Data entries:

[Start of Attachment]

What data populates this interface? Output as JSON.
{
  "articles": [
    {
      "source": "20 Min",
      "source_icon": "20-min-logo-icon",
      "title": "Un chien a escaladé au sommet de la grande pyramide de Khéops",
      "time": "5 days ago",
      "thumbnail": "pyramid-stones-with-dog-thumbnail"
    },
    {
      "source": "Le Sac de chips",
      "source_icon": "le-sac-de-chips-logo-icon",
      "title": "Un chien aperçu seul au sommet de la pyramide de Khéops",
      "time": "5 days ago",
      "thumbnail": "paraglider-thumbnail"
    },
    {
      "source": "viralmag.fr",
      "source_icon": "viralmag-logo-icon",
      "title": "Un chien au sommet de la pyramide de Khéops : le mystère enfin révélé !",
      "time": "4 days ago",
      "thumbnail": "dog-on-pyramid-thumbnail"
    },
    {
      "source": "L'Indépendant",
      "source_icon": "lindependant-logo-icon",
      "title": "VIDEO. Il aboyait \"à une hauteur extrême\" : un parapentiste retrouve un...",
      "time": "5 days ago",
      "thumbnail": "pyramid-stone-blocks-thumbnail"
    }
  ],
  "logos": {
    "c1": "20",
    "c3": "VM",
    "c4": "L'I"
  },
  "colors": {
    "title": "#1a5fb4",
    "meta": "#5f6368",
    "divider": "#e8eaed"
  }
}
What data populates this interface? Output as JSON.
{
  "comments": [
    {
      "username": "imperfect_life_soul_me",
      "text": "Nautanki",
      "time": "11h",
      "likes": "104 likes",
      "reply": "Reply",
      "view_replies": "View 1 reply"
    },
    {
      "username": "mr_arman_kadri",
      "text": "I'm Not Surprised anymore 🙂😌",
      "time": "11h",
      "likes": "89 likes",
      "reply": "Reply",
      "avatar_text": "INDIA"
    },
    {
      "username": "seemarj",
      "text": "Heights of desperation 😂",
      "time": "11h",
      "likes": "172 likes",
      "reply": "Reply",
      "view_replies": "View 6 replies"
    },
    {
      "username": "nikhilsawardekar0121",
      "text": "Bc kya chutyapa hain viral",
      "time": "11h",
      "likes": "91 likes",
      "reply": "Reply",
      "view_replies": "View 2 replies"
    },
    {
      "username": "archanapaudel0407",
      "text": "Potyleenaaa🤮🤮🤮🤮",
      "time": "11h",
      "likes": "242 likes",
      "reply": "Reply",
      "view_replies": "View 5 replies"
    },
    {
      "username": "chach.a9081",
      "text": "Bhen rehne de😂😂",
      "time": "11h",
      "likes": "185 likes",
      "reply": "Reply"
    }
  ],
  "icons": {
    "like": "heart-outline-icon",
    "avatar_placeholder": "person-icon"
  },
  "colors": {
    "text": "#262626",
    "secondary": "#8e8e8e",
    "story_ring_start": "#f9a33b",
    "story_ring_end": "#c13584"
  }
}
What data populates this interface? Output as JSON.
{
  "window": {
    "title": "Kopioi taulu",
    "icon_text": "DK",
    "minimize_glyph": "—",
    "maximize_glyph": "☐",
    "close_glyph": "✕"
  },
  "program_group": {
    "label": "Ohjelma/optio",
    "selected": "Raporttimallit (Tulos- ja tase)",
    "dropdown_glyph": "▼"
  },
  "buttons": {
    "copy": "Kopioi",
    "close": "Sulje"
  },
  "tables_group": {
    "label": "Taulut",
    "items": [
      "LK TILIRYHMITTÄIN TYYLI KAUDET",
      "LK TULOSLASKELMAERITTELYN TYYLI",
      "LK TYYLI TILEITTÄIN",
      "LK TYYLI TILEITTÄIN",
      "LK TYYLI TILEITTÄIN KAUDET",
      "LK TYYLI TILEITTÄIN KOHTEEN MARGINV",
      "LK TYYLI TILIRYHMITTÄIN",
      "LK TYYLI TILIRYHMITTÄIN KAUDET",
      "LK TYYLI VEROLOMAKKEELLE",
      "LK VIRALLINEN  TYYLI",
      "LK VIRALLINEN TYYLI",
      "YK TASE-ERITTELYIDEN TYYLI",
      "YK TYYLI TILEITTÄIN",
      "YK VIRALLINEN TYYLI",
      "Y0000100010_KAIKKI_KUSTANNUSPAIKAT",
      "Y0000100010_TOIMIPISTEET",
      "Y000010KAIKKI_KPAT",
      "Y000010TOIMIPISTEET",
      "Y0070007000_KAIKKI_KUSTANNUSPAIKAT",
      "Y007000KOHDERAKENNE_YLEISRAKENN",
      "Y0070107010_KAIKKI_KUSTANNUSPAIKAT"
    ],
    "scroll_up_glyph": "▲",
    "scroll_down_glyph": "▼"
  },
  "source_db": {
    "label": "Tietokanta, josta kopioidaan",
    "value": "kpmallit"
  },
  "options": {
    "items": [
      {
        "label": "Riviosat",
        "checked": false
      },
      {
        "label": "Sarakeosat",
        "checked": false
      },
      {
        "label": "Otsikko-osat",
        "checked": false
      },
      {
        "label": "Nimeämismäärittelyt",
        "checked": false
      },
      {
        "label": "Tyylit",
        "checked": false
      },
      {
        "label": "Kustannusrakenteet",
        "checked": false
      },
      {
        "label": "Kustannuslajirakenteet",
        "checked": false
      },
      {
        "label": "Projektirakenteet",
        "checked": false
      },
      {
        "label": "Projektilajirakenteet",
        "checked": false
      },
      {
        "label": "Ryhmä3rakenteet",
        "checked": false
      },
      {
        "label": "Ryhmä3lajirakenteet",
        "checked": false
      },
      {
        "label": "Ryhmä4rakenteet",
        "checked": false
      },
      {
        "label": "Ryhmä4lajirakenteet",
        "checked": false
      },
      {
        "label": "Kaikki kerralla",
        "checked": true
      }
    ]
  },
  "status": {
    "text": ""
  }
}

[End of Attachment]

* WHAT IS NEEDED
The complete set of entries above must be reproduced verbatim.

* ANSWER TO THE PROBLEM
What data populates this interface? Output as JSON.
{
  "articles": [
    {
      "source": "20 Min",
      "source_icon": "20-min-logo-icon",
      "title": "Un chien a escaladé au sommet de la grande pyramide de Khéops",
      "time": "5 days ago",
      "thumbnail": "pyramid-stones-with-dog-thumbnail"
    },
    {
      "source": "Le Sac de chips",
      "source_icon": "le-sac-de-chips-logo-icon",
      "title": "Un chien aperçu seul au sommet de la pyramide de Khéops",
      "time": "5 days ago",
      "thumbnail": "paraglider-thumbnail"
    },
    {
      "source": "viralmag.fr",
      "source_icon": "viralmag-logo-icon",
      "title": "Un chien au sommet de la pyramide de Khéops : le mystère enfin révélé !",
      "time": "4 days ago",
      "thumbnail": "dog-on-pyramid-thumbnail"
    },
    {
      "source": "L'Indépendant",
      "source_icon": "lindependant-logo-icon",
      "title": "VIDEO. Il aboyait \"à une hauteur extrême\" : un parapentiste retrouve un...",
      "time": "5 days ago",
      "thumbnail": "pyramid-stone-blocks-thumbnail"
    }
  ],
  "logos": {
    "c1": "20",
    "c3": "VM",
    "c4": "L'I"
  },
  "colors": {
    "title": "#1a5fb4",
    "meta": "#5f6368",
    "divider": "#e8eaed"
  }
}
What data populates this interface? Output as JSON.
{
  "comments": [
    {
      "username": "imperfect_life_soul_me",
      "text": "Nautanki",
      "time": "11h",
      "likes": "104 likes",
      "reply": "Reply",
      "view_replies": "View 1 reply"
    },
    {
      "username": "mr_arman_kadri",
      "text": "I'm Not Surprised anymore 🙂😌",
      "time": "11h",
      "likes": "89 likes",
      "reply": "Reply",
      "avatar_text": "INDIA"
    },
    {
      "username": "seemarj",
      "text": "Heights of desperation 😂",
      "time": "11h",
      "likes": "172 likes",
      "reply": "Reply",
      "view_replies": "View 6 replies"
    },
    {
      "username": "nikhilsawardekar0121",
      "text": "Bc kya chutyapa hain viral",
      "time": "11h",
      "likes": "91 likes",
      "reply": "Reply",
      "view_replies": "View 2 replies"
    },
    {
      "username": "archanapaudel0407",
      "text": "Potyleenaaa🤮🤮🤮🤮",
      "time": "11h",
      "likes": "242 likes",
      "reply": "Reply",
      "view_replies": "View 5 replies"
    },
    {
      "username": "chach.a9081",
      "text": "Bhen rehne de😂😂",
      "time": "11h",
      "likes": "185 likes",
      "reply": "Reply"
    }
  ],
  "icons": {
    "like": "heart-outline-icon",
    "avatar_placeholder": "person-icon"
  },
  "colors": {
    "text": "#262626",
    "secondary": "#8e8e8e",
    "story_ring_start": "#f9a33b",
    "story_ring_end": "#c13584"
  }
}
What data populates this interface? Output as JSON.
{
  "window": {
    "title": "Kopioi taulu",
    "icon_text": "DK",
    "minimize_glyph": "—",
    "maximize_glyph": "☐",
    "close_glyph": "✕"
  },
  "program_group": {
    "label": "Ohjelma/optio",
    "selected": "Raporttimallit (Tulos- ja tase)",
    "dropdown_glyph": "▼"
  },
  "buttons": {
    "copy": "Kopioi",
    "close": "Sulje"
  },
  "tables_group": {
    "label": "Taulut",
    "items": [
      "LK TILIRYHMITTÄIN TYYLI KAUDET",
      "LK TULOSLASKELMAERITTELYN TYYLI",
      "LK TYYLI TILEITTÄIN",
      "LK TYYLI TILEITTÄIN",
      "LK TYYLI TILEITTÄIN KAUDET",
      "LK TYYLI TILEITTÄIN KOHTEEN MARGINV",
      "LK TYYLI TILIRYHMITTÄIN",
      "LK TYYLI TILIRYHMITTÄIN KAUDET",
      "LK TYYLI VEROLOMAKKEELLE",
      "LK VIRALLINEN  TYYLI",
      "LK VIRALLINEN TYYLI",
      "YK TASE-ERITTELYIDEN TYYLI",
      "YK TYYLI TILEITTÄIN",
      "YK VIRALLINEN TYYLI",
      "Y0000100010_KAIKKI_KUSTANNUSPAIKAT",
      "Y0000100010_TOIMIPISTEET",
      "Y000010KAIKKI_KPAT",
      "Y000010TOIMIPISTEET",
      "Y0070007000_KAIKKI_KUSTANNUSPAIKAT",
      "Y007000KOHDERAKENNE_YLEISRAKENN",
      "Y0070107010_KAIKKI_KUSTANNUSPAIKAT"
    ],
    "scroll_up_glyph": "▲",
    "scroll_down_glyph": "▼"
  },
  "source_db": {
    "label": "Tietokanta, josta kopioidaan",
    "value": "kpmallit"
  },
  "options": {
    "items": [
      {
        "label": "Riviosat",
        "checked": false
      },
      {
        "label": "Sarakeosat",
        "checked": false
      },
      {
        "label": "Otsikko-osat",
        "checked": false
      },
      {
        "label": "Nimeämismäärittelyt",
        "checked": false
      },
      {
        "label": "Tyylit",
        "checked": false
      },
      {
        "label": "Kustannusrakenteet",
        "checked": false
      },
      {
        "label": "Kustannuslajirakenteet",
        "checked": false
      },
      {
        "label": "Projektirakenteet",
        "checked": false
      },
      {
        "label": "Projektilajirakenteet",
        "checked": false
      },
      {
        "label": "Ryhmä3rakenteet",
        "checked": false
      },
      {
        "label": "Ryhmä3lajirakenteet",
        "checked": false
      },
      {
        "label": "Ryhmä4rakenteet",
        "checked": false
      },
      {
        "label": "Ryhmä4lajirakenteet",
        "checked": false
      },
      {
        "label": "Kaikki kerralla",
        "checked": true
      }
    ]
  },
  "status": {
    "text": ""
  }
}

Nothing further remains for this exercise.